List each line of the data that holds the string "Übersichten", please.

BEGIN Input rows

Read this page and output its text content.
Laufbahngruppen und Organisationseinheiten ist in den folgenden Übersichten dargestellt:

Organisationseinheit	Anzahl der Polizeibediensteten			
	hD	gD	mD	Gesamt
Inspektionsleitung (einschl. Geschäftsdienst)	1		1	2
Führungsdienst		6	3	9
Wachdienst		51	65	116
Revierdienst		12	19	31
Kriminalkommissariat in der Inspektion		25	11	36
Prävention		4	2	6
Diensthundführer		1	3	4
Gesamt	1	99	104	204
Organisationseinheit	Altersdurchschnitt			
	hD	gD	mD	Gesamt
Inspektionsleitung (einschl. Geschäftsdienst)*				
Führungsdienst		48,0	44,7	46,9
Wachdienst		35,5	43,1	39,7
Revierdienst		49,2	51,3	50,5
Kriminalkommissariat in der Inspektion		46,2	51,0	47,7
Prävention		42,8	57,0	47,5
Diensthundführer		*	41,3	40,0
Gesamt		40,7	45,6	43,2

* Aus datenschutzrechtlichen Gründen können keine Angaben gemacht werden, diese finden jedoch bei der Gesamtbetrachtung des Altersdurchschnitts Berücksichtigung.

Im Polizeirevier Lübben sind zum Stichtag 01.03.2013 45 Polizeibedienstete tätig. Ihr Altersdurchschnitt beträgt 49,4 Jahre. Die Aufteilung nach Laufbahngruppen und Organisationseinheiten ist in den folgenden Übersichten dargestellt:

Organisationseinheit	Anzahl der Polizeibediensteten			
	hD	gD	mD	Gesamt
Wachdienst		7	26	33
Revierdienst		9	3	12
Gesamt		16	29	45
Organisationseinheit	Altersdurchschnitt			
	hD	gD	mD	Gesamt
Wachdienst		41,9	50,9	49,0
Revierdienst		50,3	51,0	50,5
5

END Input rows

Answer to the task
Laufbahngruppen und Organisationseinheiten ist in den folgenden Übersichten dargestellt:
Im Polizeirevier Lübben sind zum Stichtag 01.03.2013 45 Polizeibedienstete tätig. Ihr Altersdurchschnitt beträgt 49,4 Jahre. Die Aufteilung nach Laufbahngruppen und Organisationseinheiten ist in den folgenden Übersichten dargestellt:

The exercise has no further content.